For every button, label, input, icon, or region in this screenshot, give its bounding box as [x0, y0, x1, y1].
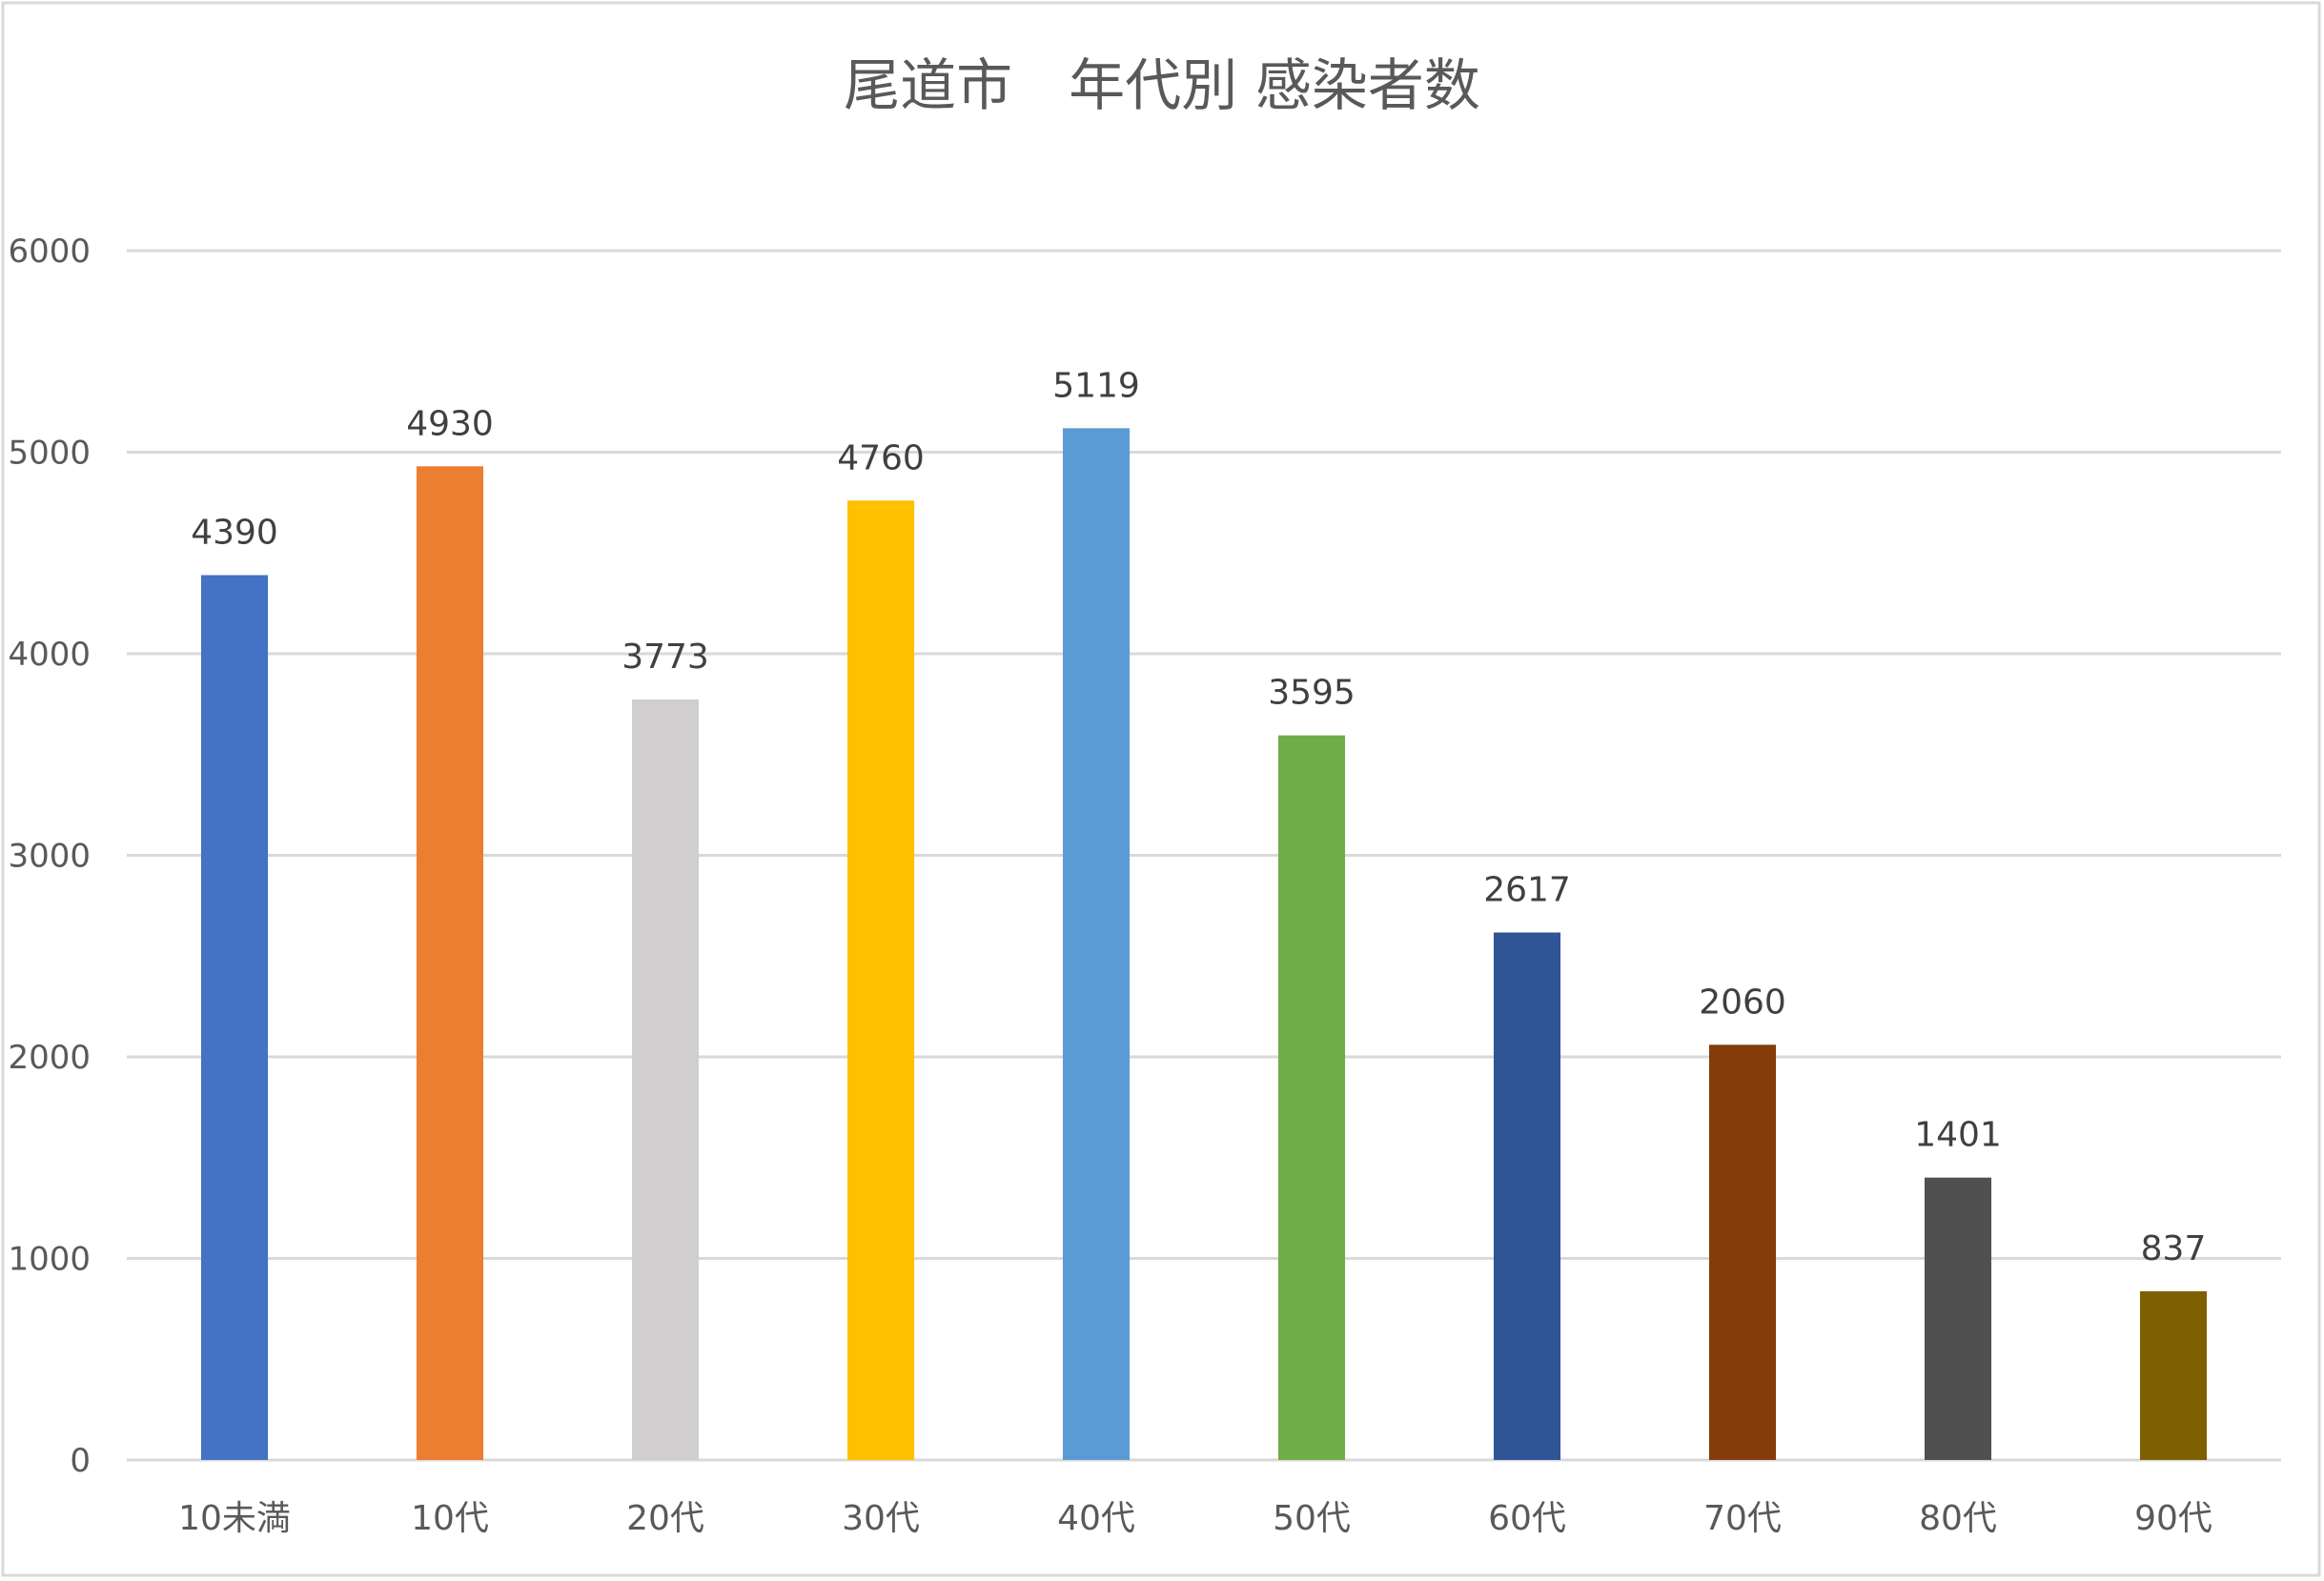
- chart-title: 尾道市 年代別 感染者数: [844, 52, 1480, 118]
- data-label-7: 2617: [1483, 871, 1571, 910]
- x-tick-label-7: 60代: [1488, 1499, 1566, 1538]
- y-axis-ticks: 0 1000 2000 3000 4000 5000 6000: [8, 233, 91, 1480]
- data-label-6: 3595: [1268, 674, 1356, 713]
- y-tick-label-6000: 6000: [8, 233, 91, 271]
- x-axis-ticks: 10未満 10代 20代 30代 40代 50代 60代 70代 80代 90代: [178, 1499, 2212, 1538]
- bar-9: [1924, 1177, 1992, 1460]
- data-label-9: 1401: [1914, 1116, 2002, 1155]
- x-tick-label-9: 80代: [1919, 1499, 1997, 1538]
- y-tick-label-2000: 2000: [8, 1039, 91, 1077]
- data-label-5: 5119: [1052, 366, 1140, 405]
- x-tick-label-2: 10代: [411, 1499, 489, 1538]
- bar-10: [2139, 1290, 2208, 1460]
- x-tick-label-10: 90代: [2134, 1499, 2212, 1538]
- data-labels: 4390 4930 3773 4760 5119 3595 2617 2060 1401 837: [191, 366, 2206, 1268]
- data-label-4: 4760: [837, 438, 925, 477]
- x-tick-label-3: 20代: [626, 1499, 704, 1538]
- x-tick-label-6: 50代: [1273, 1499, 1351, 1538]
- data-label-1: 4390: [191, 514, 278, 553]
- bar-4: [846, 500, 915, 1460]
- x-tick-label-1: 10未満: [178, 1499, 291, 1538]
- bar-7: [1493, 932, 1561, 1460]
- x-tick-label-4: 30代: [842, 1499, 920, 1538]
- bar-3: [631, 699, 700, 1460]
- data-label-2: 4930: [406, 404, 494, 443]
- data-label-3: 3773: [622, 638, 709, 677]
- y-tick-label-4000: 4000: [8, 636, 91, 674]
- bar-5: [1062, 428, 1131, 1460]
- bars: [200, 428, 2208, 1461]
- bar-1: [200, 575, 269, 1460]
- x-tick-label-5: 40代: [1057, 1499, 1135, 1538]
- gridlines: [127, 249, 2281, 1462]
- bar-6: [1277, 735, 1346, 1460]
- data-label-8: 2060: [1699, 983, 1786, 1022]
- y-tick-label-3000: 3000: [8, 838, 91, 876]
- data-label-10: 837: [2141, 1229, 2207, 1268]
- bar-8: [1708, 1044, 1777, 1460]
- y-tick-label-1000: 1000: [8, 1241, 91, 1279]
- y-tick-label-0: 0: [70, 1442, 91, 1480]
- x-tick-label-8: 70代: [1703, 1499, 1782, 1538]
- y-tick-label-5000: 5000: [8, 435, 91, 473]
- bar-2: [416, 466, 484, 1461]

========

WRITTEN EXERCISE: Write out the entries again, substituting "category-label" for every "x-tick-label" and leaving everything else unchanged. Leave the pictures out of your answer.

TASK SOLUTION:
For every button, label, input, icon, or region in this screenshot, give its bounding box as [x0, y0, x1, y1].
- chart-title: 尾道市 年代別 感染者数: [844, 52, 1480, 118]
- data-label-7: 2617: [1483, 871, 1571, 910]
- category-label-7: 60代: [1488, 1499, 1566, 1538]
- y-axis-ticks: 0 1000 2000 3000 4000 5000 6000: [8, 233, 91, 1480]
- data-label-6: 3595: [1268, 674, 1356, 713]
- y-tick-label-6000: 6000: [8, 233, 91, 271]
- x-axis-ticks: 10未満 10代 20代 30代 40代 50代 60代 70代 80代 90代: [178, 1499, 2212, 1538]
- bar-9: [1924, 1177, 1992, 1460]
- data-label-9: 1401: [1914, 1116, 2002, 1155]
- category-label-9: 80代: [1919, 1499, 1997, 1538]
- y-tick-label-2000: 2000: [8, 1039, 91, 1077]
- data-label-5: 5119: [1052, 366, 1140, 405]
- category-label-2: 10代: [411, 1499, 489, 1538]
- bar-10: [2139, 1290, 2208, 1460]
- category-label-10: 90代: [2134, 1499, 2212, 1538]
- data-labels: 4390 4930 3773 4760 5119 3595 2617 2060 1401 837: [191, 366, 2206, 1268]
- data-label-4: 4760: [837, 438, 925, 477]
- category-label-3: 20代: [626, 1499, 704, 1538]
- category-label-6: 50代: [1273, 1499, 1351, 1538]
- data-label-1: 4390: [191, 514, 278, 553]
- bar-4: [846, 500, 915, 1460]
- category-label-1: 10未満: [178, 1499, 291, 1538]
- bar-7: [1493, 932, 1561, 1460]
- category-label-4: 30代: [842, 1499, 920, 1538]
- bar-3: [631, 699, 700, 1460]
- data-label-2: 4930: [406, 404, 494, 443]
- data-label-3: 3773: [622, 638, 709, 677]
- y-tick-label-4000: 4000: [8, 636, 91, 674]
- bar-5: [1062, 428, 1131, 1460]
- bars: [200, 428, 2208, 1461]
- bar-1: [200, 575, 269, 1460]
- category-label-5: 40代: [1057, 1499, 1135, 1538]
- gridlines: [127, 249, 2281, 1462]
- bar-6: [1277, 735, 1346, 1460]
- data-label-8: 2060: [1699, 983, 1786, 1022]
- y-tick-label-3000: 3000: [8, 838, 91, 876]
- data-label-10: 837: [2141, 1229, 2207, 1268]
- bar-8: [1708, 1044, 1777, 1460]
- y-tick-label-1000: 1000: [8, 1241, 91, 1279]
- y-tick-label-0: 0: [70, 1442, 91, 1480]
- category-label-8: 70代: [1703, 1499, 1782, 1538]
- y-tick-label-5000: 5000: [8, 435, 91, 473]
- bar-2: [416, 466, 484, 1461]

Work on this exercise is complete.